YOUR TASK: Write out the material again word for word, dropping any images it holds.

(Data extracted from a collection)

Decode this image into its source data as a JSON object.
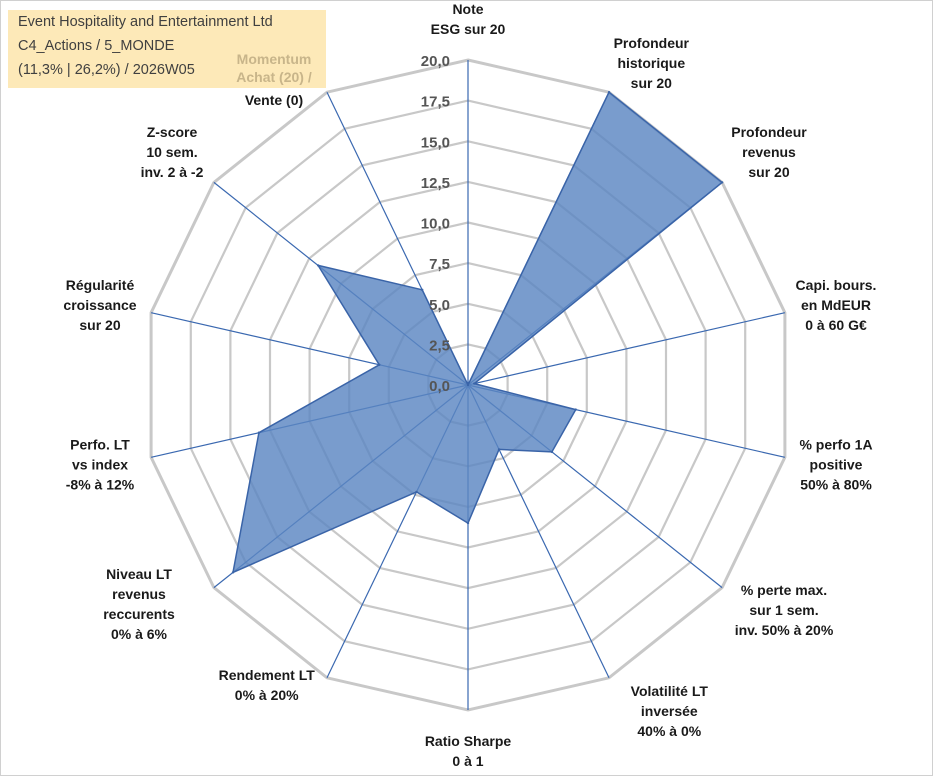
{
  "info_box": {
    "line1": "Event Hospitality and Entertainment Ltd",
    "line2": "C4_Actions / 5_MONDE",
    "line3": "(11,3% | 26,2%) / 2026W05",
    "momentum": "Momentum Achat (20) /",
    "momentum_rest": "Vente (0)"
  },
  "colors": {
    "fill": "#5b86c2",
    "stroke": "#3a64a8",
    "grid": "#c8c8c8",
    "spoke": "#3a68b0",
    "info_bg": "#fde9b8"
  },
  "chart_data": {
    "type": "radar",
    "title": "",
    "r_min": 0,
    "r_max": 20,
    "tick_step": 2.5,
    "tick_labels": [
      "0,0",
      "2,5",
      "5,0",
      "7,5",
      "10,0",
      "12,5",
      "15,0",
      "17,5",
      "20,0"
    ],
    "axes": [
      {
        "label": [
          "Note",
          "ESG sur 20"
        ],
        "value": 0
      },
      {
        "label": [
          "Profondeur",
          "historique",
          "sur 20"
        ],
        "value": 20
      },
      {
        "label": [
          "Profondeur",
          "revenus",
          "sur 20"
        ],
        "value": 20
      },
      {
        "label": [
          "Capi. bours.",
          "en MdEUR",
          "0 à 60 G€"
        ],
        "value": 0.4
      },
      {
        "label": [
          "% perfo 1A",
          "positive",
          "50% à 80%"
        ],
        "value": 6.8
      },
      {
        "label": [
          "% perte max.",
          "sur 1 sem.",
          "inv. 50% à 20%"
        ],
        "value": 6.6
      },
      {
        "label": [
          "Volatilité LT",
          "inversée",
          "40% à 0%"
        ],
        "value": 4.4
      },
      {
        "label": [
          "Ratio Sharpe",
          "0 à 1"
        ],
        "value": 8.5
      },
      {
        "label": [
          "Rendement LT",
          "0% à 20%"
        ],
        "value": 7.3
      },
      {
        "label": [
          "Niveau LT",
          "revenus",
          "reccurents",
          "0% à 6%"
        ],
        "value": 18.5
      },
      {
        "label": [
          "Perfo. LT",
          "vs index",
          "-8% à 12%"
        ],
        "value": 13.2
      },
      {
        "label": [
          "Régularité",
          "croissance",
          "sur 20"
        ],
        "value": 5.6
      },
      {
        "label": [
          "Z-score",
          "10 sem.",
          "inv. 2 à -2"
        ],
        "value": 11.8
      },
      {
        "label": [
          "Momentum Achat (20) /",
          "Vente (0)"
        ],
        "value": 6.5
      }
    ]
  }
}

FINISHED ANSWER:
Decode this image into its source data as a JSON object.
{
  "info_box": {
    "line1": "Event Hospitality and Entertainment Ltd",
    "line2": "C4_Actions / 5_MONDE",
    "line3": "(11,3% | 26,2%) / 2026W05",
    "momentum": "Momentum Achat (20) /",
    "momentum_rest": "Vente (0)"
  },
  "colors": {
    "fill": "#5b86c2",
    "stroke": "#3a64a8",
    "grid": "#c8c8c8",
    "spoke": "#3a68b0",
    "info_bg": "#fde9b8"
  },
  "chart_data": {
    "type": "radar",
    "title": "",
    "r_min": 0,
    "r_max": 20,
    "tick_step": 2.5,
    "tick_labels": [
      "0,0",
      "2,5",
      "5,0",
      "7,5",
      "10,0",
      "12,5",
      "15,0",
      "17,5",
      "20,0"
    ],
    "axes": [
      {
        "label": [
          "Note",
          "ESG sur 20"
        ],
        "value": 0
      },
      {
        "label": [
          "Profondeur",
          "historique",
          "sur 20"
        ],
        "value": 20
      },
      {
        "label": [
          "Profondeur",
          "revenus",
          "sur 20"
        ],
        "value": 20
      },
      {
        "label": [
          "Capi. bours.",
          "en MdEUR",
          "0 à 60 G€"
        ],
        "value": 0.4
      },
      {
        "label": [
          "% perfo 1A",
          "positive",
          "50% à 80%"
        ],
        "value": 6.8
      },
      {
        "label": [
          "% perte max.",
          "sur 1 sem.",
          "inv. 50% à 20%"
        ],
        "value": 6.6
      },
      {
        "label": [
          "Volatilité LT",
          "inversée",
          "40% à 0%"
        ],
        "value": 4.4
      },
      {
        "label": [
          "Ratio Sharpe",
          "0 à 1"
        ],
        "value": 8.5
      },
      {
        "label": [
          "Rendement LT",
          "0% à 20%"
        ],
        "value": 7.3
      },
      {
        "label": [
          "Niveau LT",
          "revenus",
          "reccurents",
          "0% à 6%"
        ],
        "value": 18.5
      },
      {
        "label": [
          "Perfo. LT",
          "vs index",
          "-8% à 12%"
        ],
        "value": 13.2
      },
      {
        "label": [
          "Régularité",
          "croissance",
          "sur 20"
        ],
        "value": 5.6
      },
      {
        "label": [
          "Z-score",
          "10 sem.",
          "inv. 2 à -2"
        ],
        "value": 11.8
      },
      {
        "label": [
          "Momentum Achat (20) /",
          "Vente (0)"
        ],
        "value": 6.5
      }
    ]
  }
}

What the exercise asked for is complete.